■ GOAL ■
Transcribe every line of the material below without changing a single character, number, bracket, or space.

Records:
----------------
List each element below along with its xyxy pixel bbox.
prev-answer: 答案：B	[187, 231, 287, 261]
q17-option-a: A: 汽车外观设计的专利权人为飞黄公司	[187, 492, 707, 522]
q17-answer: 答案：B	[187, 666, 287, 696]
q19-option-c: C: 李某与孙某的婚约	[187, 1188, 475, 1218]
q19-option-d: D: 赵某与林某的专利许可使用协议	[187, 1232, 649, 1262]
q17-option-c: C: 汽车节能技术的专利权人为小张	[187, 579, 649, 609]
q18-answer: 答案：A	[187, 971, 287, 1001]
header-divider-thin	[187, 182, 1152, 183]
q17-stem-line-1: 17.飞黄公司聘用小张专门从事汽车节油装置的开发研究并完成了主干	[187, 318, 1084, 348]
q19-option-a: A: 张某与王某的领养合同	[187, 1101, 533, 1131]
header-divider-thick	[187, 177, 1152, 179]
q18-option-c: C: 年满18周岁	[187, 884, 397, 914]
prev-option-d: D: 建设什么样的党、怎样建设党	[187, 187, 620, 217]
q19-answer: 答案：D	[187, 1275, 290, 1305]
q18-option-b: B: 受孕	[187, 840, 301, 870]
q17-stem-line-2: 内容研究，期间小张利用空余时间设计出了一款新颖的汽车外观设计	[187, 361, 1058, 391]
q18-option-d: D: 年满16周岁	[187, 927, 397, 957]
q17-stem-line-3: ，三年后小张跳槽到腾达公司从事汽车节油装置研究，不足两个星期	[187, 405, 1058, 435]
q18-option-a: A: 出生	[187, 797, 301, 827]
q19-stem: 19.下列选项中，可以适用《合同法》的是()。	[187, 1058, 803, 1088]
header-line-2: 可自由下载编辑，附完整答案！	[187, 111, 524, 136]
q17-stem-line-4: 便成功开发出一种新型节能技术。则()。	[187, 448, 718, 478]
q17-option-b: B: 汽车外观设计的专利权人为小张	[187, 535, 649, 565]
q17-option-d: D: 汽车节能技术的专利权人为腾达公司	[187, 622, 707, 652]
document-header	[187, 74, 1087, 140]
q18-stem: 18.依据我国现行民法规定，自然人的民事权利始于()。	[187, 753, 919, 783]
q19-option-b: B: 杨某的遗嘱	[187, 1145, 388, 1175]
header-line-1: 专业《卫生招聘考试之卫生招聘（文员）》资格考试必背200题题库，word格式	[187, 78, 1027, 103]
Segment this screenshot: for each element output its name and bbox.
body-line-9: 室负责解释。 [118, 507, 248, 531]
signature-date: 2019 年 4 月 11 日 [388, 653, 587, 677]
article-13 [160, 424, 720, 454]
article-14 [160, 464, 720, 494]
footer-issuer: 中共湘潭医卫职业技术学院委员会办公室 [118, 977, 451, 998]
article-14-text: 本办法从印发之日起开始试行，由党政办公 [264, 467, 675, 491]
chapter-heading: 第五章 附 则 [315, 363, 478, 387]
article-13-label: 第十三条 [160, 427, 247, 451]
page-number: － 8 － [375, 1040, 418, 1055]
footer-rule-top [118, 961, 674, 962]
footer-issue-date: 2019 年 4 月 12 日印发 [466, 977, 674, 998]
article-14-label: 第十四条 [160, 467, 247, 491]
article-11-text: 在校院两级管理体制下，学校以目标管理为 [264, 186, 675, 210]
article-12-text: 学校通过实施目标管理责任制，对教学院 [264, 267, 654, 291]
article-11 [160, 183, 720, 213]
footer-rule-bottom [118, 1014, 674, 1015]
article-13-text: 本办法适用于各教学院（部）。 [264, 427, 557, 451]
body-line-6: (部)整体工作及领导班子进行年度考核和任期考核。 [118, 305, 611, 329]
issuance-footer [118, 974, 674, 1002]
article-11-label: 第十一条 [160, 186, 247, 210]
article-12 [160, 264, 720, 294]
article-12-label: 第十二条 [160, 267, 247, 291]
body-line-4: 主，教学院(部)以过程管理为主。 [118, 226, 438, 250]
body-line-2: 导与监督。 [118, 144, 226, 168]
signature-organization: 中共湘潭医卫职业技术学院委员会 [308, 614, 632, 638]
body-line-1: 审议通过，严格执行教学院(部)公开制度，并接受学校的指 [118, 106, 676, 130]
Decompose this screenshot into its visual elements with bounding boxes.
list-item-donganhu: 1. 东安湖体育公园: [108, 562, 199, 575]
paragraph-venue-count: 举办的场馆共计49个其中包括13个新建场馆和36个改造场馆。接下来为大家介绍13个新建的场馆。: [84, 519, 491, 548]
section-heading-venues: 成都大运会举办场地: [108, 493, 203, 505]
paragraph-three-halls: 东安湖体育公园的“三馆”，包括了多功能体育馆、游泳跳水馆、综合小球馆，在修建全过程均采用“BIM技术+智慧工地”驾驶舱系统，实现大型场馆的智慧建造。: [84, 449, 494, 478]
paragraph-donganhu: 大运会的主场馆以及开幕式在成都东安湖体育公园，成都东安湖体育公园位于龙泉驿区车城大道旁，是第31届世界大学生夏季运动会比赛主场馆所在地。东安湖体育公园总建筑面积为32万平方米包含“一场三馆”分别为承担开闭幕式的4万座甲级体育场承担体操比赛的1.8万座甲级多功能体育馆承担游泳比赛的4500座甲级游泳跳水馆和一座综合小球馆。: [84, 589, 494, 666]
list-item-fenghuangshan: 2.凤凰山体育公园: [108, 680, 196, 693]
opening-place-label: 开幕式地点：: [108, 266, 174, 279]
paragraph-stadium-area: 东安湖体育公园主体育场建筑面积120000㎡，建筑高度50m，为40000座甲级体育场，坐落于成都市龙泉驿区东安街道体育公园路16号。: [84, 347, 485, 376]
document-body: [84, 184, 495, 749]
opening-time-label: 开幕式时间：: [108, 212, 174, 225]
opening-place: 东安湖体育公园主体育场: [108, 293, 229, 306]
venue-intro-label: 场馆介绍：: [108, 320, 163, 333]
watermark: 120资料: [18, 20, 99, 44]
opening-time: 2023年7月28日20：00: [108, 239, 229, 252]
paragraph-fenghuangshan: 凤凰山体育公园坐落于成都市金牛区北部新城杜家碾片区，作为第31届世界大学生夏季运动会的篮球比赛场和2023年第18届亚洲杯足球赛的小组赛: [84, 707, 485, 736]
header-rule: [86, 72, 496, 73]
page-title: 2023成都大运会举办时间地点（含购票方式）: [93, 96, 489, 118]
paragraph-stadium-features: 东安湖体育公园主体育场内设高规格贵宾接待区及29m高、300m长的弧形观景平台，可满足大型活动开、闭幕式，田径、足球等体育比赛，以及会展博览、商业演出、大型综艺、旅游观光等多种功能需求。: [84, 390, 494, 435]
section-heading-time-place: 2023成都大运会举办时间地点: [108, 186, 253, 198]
----------------
■ RESULT FOR THIS EXERCISE ■
List each element below along with its xyxy pixel bbox.
prev-answer: 答案：B	[187, 231, 287, 261]
q17-option-a: A: 汽车外观设计的专利权人为飞黄公司	[187, 492, 707, 522]
q17-answer: 答案：B	[187, 666, 287, 696]
q19-option-c: C: 李某与孙某的婚约	[187, 1188, 475, 1218]
q19-option-d: D: 赵某与林某的专利许可使用协议	[187, 1232, 649, 1262]
q17-option-c: C: 汽车节能技术的专利权人为小张	[187, 579, 649, 609]
q18-answer: 答案：A	[187, 971, 287, 1001]
header-divider-thin	[187, 182, 1152, 183]
q17-stem-line-1: 17.飞黄公司聘用小张专门从事汽车节油装置的开发研究并完成了主干	[187, 318, 1084, 348]
q19-option-a: A: 张某与王某的领养合同	[187, 1101, 533, 1131]
header-divider-thick	[187, 177, 1152, 179]
q18-option-c: C: 年满18周岁	[187, 884, 397, 914]
prev-option-d: D: 建设什么样的党、怎样建设党	[187, 187, 620, 217]
q19-answer: 答案：D	[187, 1275, 290, 1305]
q18-option-b: B: 受孕	[187, 840, 301, 870]
q17-stem-line-2: 内容研究，期间小张利用空余时间设计出了一款新颖的汽车外观设计	[187, 361, 1058, 391]
q18-option-d: D: 年满16周岁	[187, 927, 397, 957]
q17-stem-line-3: ，三年后小张跳槽到腾达公司从事汽车节油装置研究，不足两个星期	[187, 405, 1058, 435]
q18-option-a: A: 出生	[187, 797, 301, 827]
q19-stem: 19.下列选项中，可以适用《合同法》的是()。	[187, 1058, 803, 1088]
header-line-2: 可自由下载编辑，附完整答案！	[187, 111, 524, 136]
q17-stem-line-4: 便成功开发出一种新型节能技术。则()。	[187, 448, 718, 478]
q17-option-b: B: 汽车外观设计的专利权人为小张	[187, 535, 649, 565]
q17-option-d: D: 汽车节能技术的专利权人为腾达公司	[187, 622, 707, 652]
document-header	[187, 74, 1087, 140]
q18-stem: 18.依据我国现行民法规定，自然人的民事权利始于()。	[187, 753, 919, 783]
q19-option-b: B: 杨某的遗嘱	[187, 1145, 388, 1175]
header-line-1: 专业《卫生招聘考试之卫生招聘（文员）》资格考试必背200题题库，word格式	[187, 78, 1027, 103]
Segment this screenshot: for each element output its name and bbox.
body-line-9: 室负责解释。 [118, 507, 248, 531]
signature-date: 2019 年 4 月 11 日 [388, 653, 587, 677]
article-13 [160, 424, 720, 454]
article-14 [160, 464, 720, 494]
footer-issuer: 中共湘潭医卫职业技术学院委员会办公室 [118, 977, 451, 998]
article-14-text: 本办法从印发之日起开始试行，由党政办公 [264, 467, 675, 491]
chapter-heading: 第五章 附 则 [315, 363, 478, 387]
article-13-label: 第十三条 [160, 427, 247, 451]
page-number: － 8 － [375, 1040, 418, 1055]
footer-rule-top [118, 961, 674, 962]
footer-issue-date: 2019 年 4 月 12 日印发 [466, 977, 674, 998]
article-14-label: 第十四条 [160, 467, 247, 491]
article-11-text: 在校院两级管理体制下，学校以目标管理为 [264, 186, 675, 210]
article-12-text: 学校通过实施目标管理责任制，对教学院 [264, 267, 654, 291]
article-11 [160, 183, 720, 213]
footer-rule-bottom [118, 1014, 674, 1015]
article-13-text: 本办法适用于各教学院（部）。 [264, 427, 557, 451]
body-line-6: (部)整体工作及领导班子进行年度考核和任期考核。 [118, 305, 611, 329]
issuance-footer [118, 974, 674, 1002]
article-11-label: 第十一条 [160, 186, 247, 210]
article-12 [160, 264, 720, 294]
article-12-label: 第十二条 [160, 267, 247, 291]
body-line-4: 主，教学院(部)以过程管理为主。 [118, 226, 438, 250]
body-line-2: 导与监督。 [118, 144, 226, 168]
signature-organization: 中共湘潭医卫职业技术学院委员会 [308, 614, 632, 638]
body-line-1: 审议通过，严格执行教学院(部)公开制度，并接受学校的指 [118, 106, 676, 130]
Decompose this screenshot into its visual elements with bounding boxes.
list-item-donganhu: 1. 东安湖体育公园: [108, 562, 199, 575]
paragraph-venue-count: 举办的场馆共计49个其中包括13个新建场馆和36个改造场馆。接下来为大家介绍13个新建的场馆。: [84, 519, 491, 548]
section-heading-venues: 成都大运会举办场地: [108, 493, 203, 505]
paragraph-three-halls: 东安湖体育公园的“三馆”，包括了多功能体育馆、游泳跳水馆、综合小球馆，在修建全过程均采用“BIM技术+智慧工地”驾驶舱系统，实现大型场馆的智慧建造。: [84, 449, 494, 478]
paragraph-donganhu: 大运会的主场馆以及开幕式在成都东安湖体育公园，成都东安湖体育公园位于龙泉驿区车城大道旁，是第31届世界大学生夏季运动会比赛主场馆所在地。东安湖体育公园总建筑面积为32万平方米包含“一场三馆”分别为承担开闭幕式的4万座甲级体育场承担体操比赛的1.8万座甲级多功能体育馆承担游泳比赛的4500座甲级游泳跳水馆和一座综合小球馆。: [84, 589, 494, 666]
list-item-fenghuangshan: 2.凤凰山体育公园: [108, 680, 196, 693]
opening-place-label: 开幕式地点：: [108, 266, 174, 279]
paragraph-stadium-area: 东安湖体育公园主体育场建筑面积120000㎡，建筑高度50m，为40000座甲级体育场，坐落于成都市龙泉驿区东安街道体育公园路16号。: [84, 347, 485, 376]
document-body: [84, 184, 495, 749]
opening-time-label: 开幕式时间：: [108, 212, 174, 225]
opening-place: 东安湖体育公园主体育场: [108, 293, 229, 306]
venue-intro-label: 场馆介绍：: [108, 320, 163, 333]
watermark: 120资料: [18, 20, 99, 44]
opening-time: 2023年7月28日20：00: [108, 239, 229, 252]
paragraph-fenghuangshan: 凤凰山体育公园坐落于成都市金牛区北部新城杜家碾片区，作为第31届世界大学生夏季运动会的篮球比赛场和2023年第18届亚洲杯足球赛的小组赛: [84, 707, 485, 736]
header-rule: [86, 72, 496, 73]
page-title: 2023成都大运会举办时间地点（含购票方式）: [93, 96, 489, 118]
paragraph-stadium-features: 东安湖体育公园主体育场内设高规格贵宾接待区及29m高、300m长的弧形观景平台，可满足大型活动开、闭幕式，田径、足球等体育比赛，以及会展博览、商业演出、大型综艺、旅游观光等多种功能需求。: [84, 390, 494, 435]
section-heading-time-place: 2023成都大运会举办时间地点: [108, 186, 253, 198]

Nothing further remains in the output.